When a line of the entries contains "Extract", please list that line.
*** Begin section ***
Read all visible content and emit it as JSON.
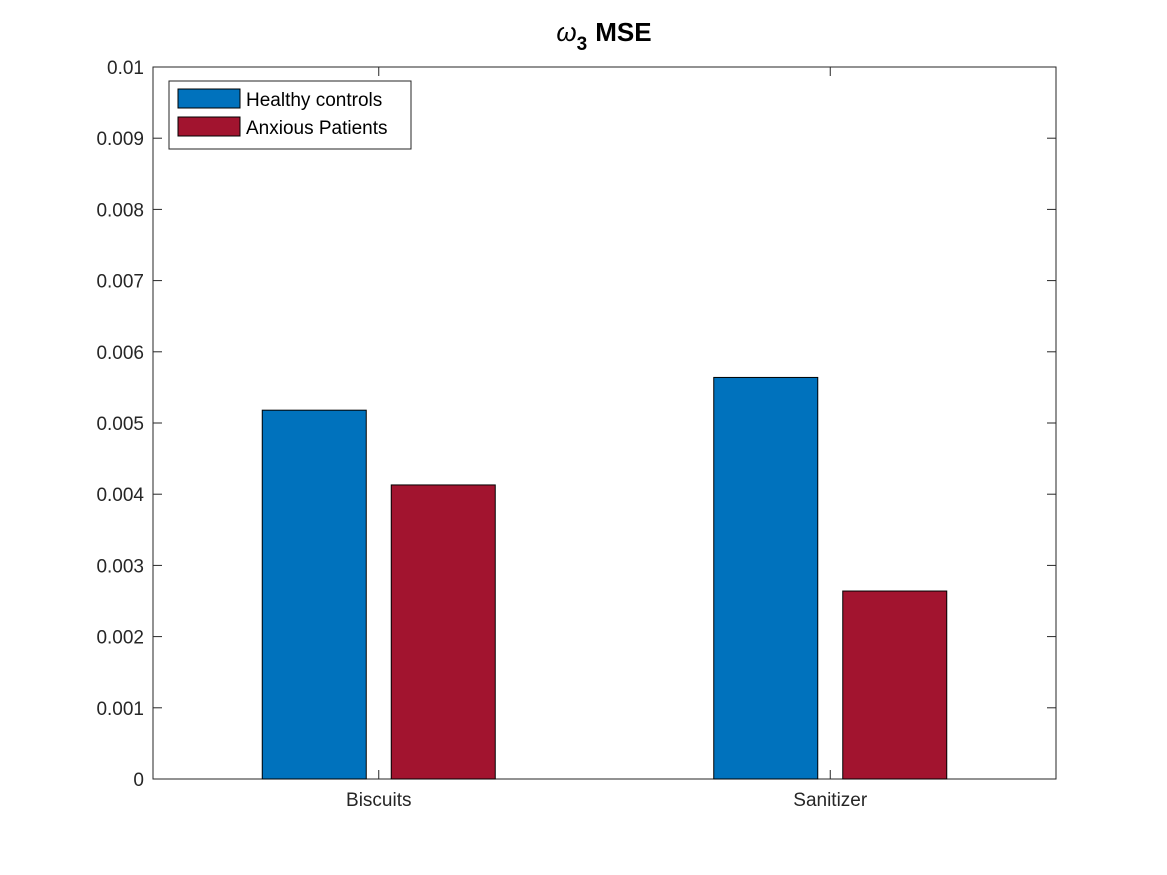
{
  "chart_data": {
    "type": "bar",
    "title": {
      "symbol": "ω",
      "subscript": "3",
      "text": "MSE"
    },
    "categories": [
      "Biscuits",
      "Sanitizer"
    ],
    "series": [
      {
        "name": "Healthy controls",
        "color": "#0072BD",
        "values": [
          0.00518,
          0.00564
        ]
      },
      {
        "name": "Anxious Patients",
        "color": "#A2142F",
        "values": [
          0.00413,
          0.00264
        ]
      }
    ],
    "ylim": [
      0,
      0.01
    ],
    "yticks": [
      0,
      0.001,
      0.002,
      0.003,
      0.004,
      0.005,
      0.006,
      0.007,
      0.008,
      0.009,
      0.01
    ],
    "ytick_labels": [
      "0",
      "0.001",
      "0.002",
      "0.003",
      "0.004",
      "0.005",
      "0.006",
      "0.007",
      "0.008",
      "0.009",
      "0.01"
    ],
    "legend_position": "top-left",
    "grid": false
  }
}
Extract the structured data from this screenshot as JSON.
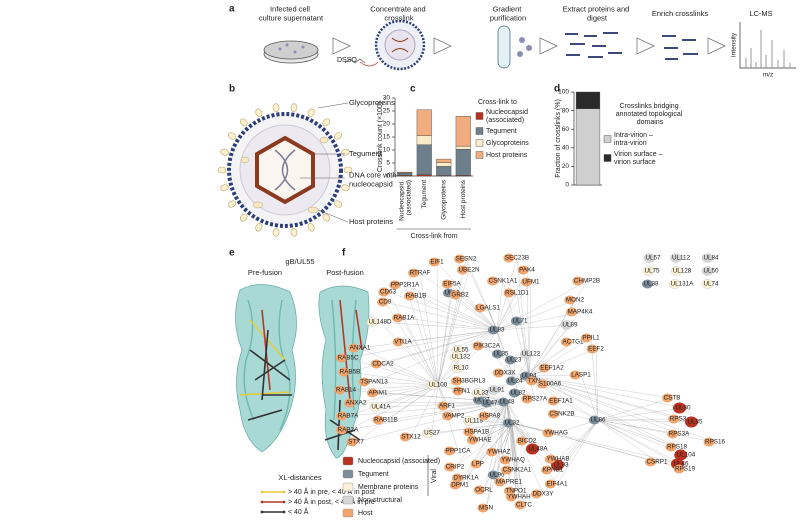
{
  "panel_a": {
    "letter": "a",
    "steps": [
      "Infected cell culture supernatant",
      "Concentrate and crosslink",
      "Gradient purification",
      "Extract proteins and digest",
      "Enrich crosslinks",
      "LC-MS"
    ],
    "reagent": "DSSO",
    "spectrum_y_label": "Intensity",
    "spectrum_x_label": "m/z"
  },
  "panel_b": {
    "letter": "b",
    "labels": [
      "Glycoproteins",
      "Tegument",
      "DNA core with nucleocapsid",
      "Host proteins"
    ]
  },
  "chart_data": [
    {
      "letter": "c",
      "type": "bar",
      "stacked": true,
      "y_label": "Crosslink count (×100)",
      "x_label": "Cross-link from",
      "legend_title": "Cross-link to",
      "categories": [
        "Nucleocapsid (associated)",
        "Tegument",
        "Glycoproteins",
        "Host proteins"
      ],
      "series": [
        {
          "name": "Nucleocapsid (associated)",
          "color": "#b8321f",
          "values": [
            0.3,
            0.5,
            0.2,
            0.3
          ]
        },
        {
          "name": "Tegument",
          "color": "#6e7f8c",
          "values": [
            0.8,
            11.5,
            3.5,
            10
          ]
        },
        {
          "name": "Glycoproteins",
          "color": "#fbecc9",
          "values": [
            0.1,
            3.5,
            1.5,
            1.2
          ]
        },
        {
          "name": "Host proteins",
          "color": "#f2ad7e",
          "values": [
            0.3,
            10,
            1.3,
            11.5
          ]
        }
      ],
      "ylim": [
        0,
        30
      ],
      "yticks": [
        0,
        5,
        10,
        15,
        20,
        25,
        30
      ]
    },
    {
      "letter": "d",
      "type": "bar",
      "stacked": true,
      "y_label": "Fraction of crosslinks (%)",
      "legend_title": "Crosslinks bridging annotated topological domains",
      "categories": [
        null
      ],
      "series": [
        {
          "name": "Intra-virion – intra-virion",
          "color": "#cfcfcf",
          "values": [
            82
          ]
        },
        {
          "name": "Virion surface – virion surface",
          "color": "#2a2a2a",
          "values": [
            18
          ]
        }
      ],
      "ylim": [
        0,
        100
      ],
      "yticks": [
        0,
        20,
        40,
        60,
        80,
        100
      ]
    }
  ],
  "panel_e": {
    "letter": "e",
    "title": "gB/UL55",
    "states": [
      "Pre-fusion",
      "Post-fusion"
    ],
    "legend_title": "XL-distances",
    "legend": [
      {
        "label": "> 40 Å in pre, < 40 Å in post",
        "color": "#e3cc3f"
      },
      {
        "label": "> 40 Å in post, < 40 Å in pre",
        "color": "#b03a2e"
      },
      {
        "label": "< 40 Å",
        "color": "#333333"
      }
    ]
  },
  "panel_f": {
    "letter": "f",
    "viral_label": "Viral",
    "legend": [
      {
        "label": "Nucleocapsid (associated)",
        "color": "#b8321f",
        "nodes": [
          "UL80",
          "UL85",
          "UL104",
          "UL46",
          "UL48A",
          "UL93"
        ]
      },
      {
        "label": "Tegument",
        "color": "#7d8e9b",
        "nodes": [
          "UL38",
          "UL69",
          "UL83",
          "UL71",
          "UL35",
          "UL23",
          "UL94",
          "UL24",
          "UL82",
          "UL97",
          "UL47",
          "UL48",
          "UL32",
          "UL86",
          "UL96"
        ]
      },
      {
        "label": "Membrane proteins",
        "color": "#fdf2d5",
        "nodes": [
          "UL75",
          "UL128",
          "UL131A",
          "UL74",
          "UL148D",
          "UL55",
          "UL132",
          "RL10",
          "UL100",
          "UL33",
          "UL119",
          "US27",
          "UL41A"
        ]
      },
      {
        "label": "Non-structural",
        "color": "#d6d6d6",
        "nodes": [
          "UL57",
          "UL112",
          "UL84",
          "UL50",
          "UL89",
          "UL122",
          "UL91"
        ]
      },
      {
        "label": "Host",
        "color": "#f0a56e",
        "nodes": [
          "EIF1",
          "SESN2",
          "SEC23B",
          "RTRAF",
          "UBE2N",
          "PAK4",
          "PPP2R1A",
          "EIF5A",
          "CSNK1A1",
          "UFM1",
          "CHMP2B",
          "CD63",
          "RAB1B",
          "CD9",
          "GRB2",
          "RSL1D1",
          "MON2",
          "MAP4K4",
          "RAB1A",
          "LGALS1",
          "VTI1A",
          "PIK3C2A",
          "ACTG1",
          "PPIL1",
          "EEF2",
          "ANXA1",
          "RAB5C",
          "CDCA2",
          "DDX3X",
          "EEF1A2",
          "RAB5B",
          "TSPAN13",
          "SH3BGRL3",
          "TXN",
          "S100A6",
          "LASP1",
          "RAB14",
          "APIM1",
          "PFN1",
          "RPS27A",
          "EEF1A1",
          "ANXA2",
          "ARF1",
          "VAMP2",
          "CSNK2B",
          "HSPA8",
          "CSTB",
          "RAB7A",
          "RAB11B",
          "RPS3",
          "HSPA1B",
          "YWHAG",
          "RAB2A",
          "STX12",
          "RPS3A",
          "YWHAE",
          "STX7",
          "BICD2",
          "RPS16",
          "RPS18",
          "PPP1CA",
          "YWHAZ",
          "YWHAB",
          "YWHAQ",
          "CSRP1",
          "LPP",
          "CRIP2",
          "RPS19",
          "CSNK2A1",
          "KPNB1",
          "DYRK1A",
          "MAPRE1",
          "EIF4A1",
          "DPM1",
          "OCRL",
          "TNPO1",
          "DDX3Y",
          "YWHAH",
          "CLTC",
          "MSN"
        ]
      }
    ]
  }
}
*** End section ***
__Answer to this exercise__.
Extract the structured data from this screenshot as JSON.
      "Extract proteins and digest",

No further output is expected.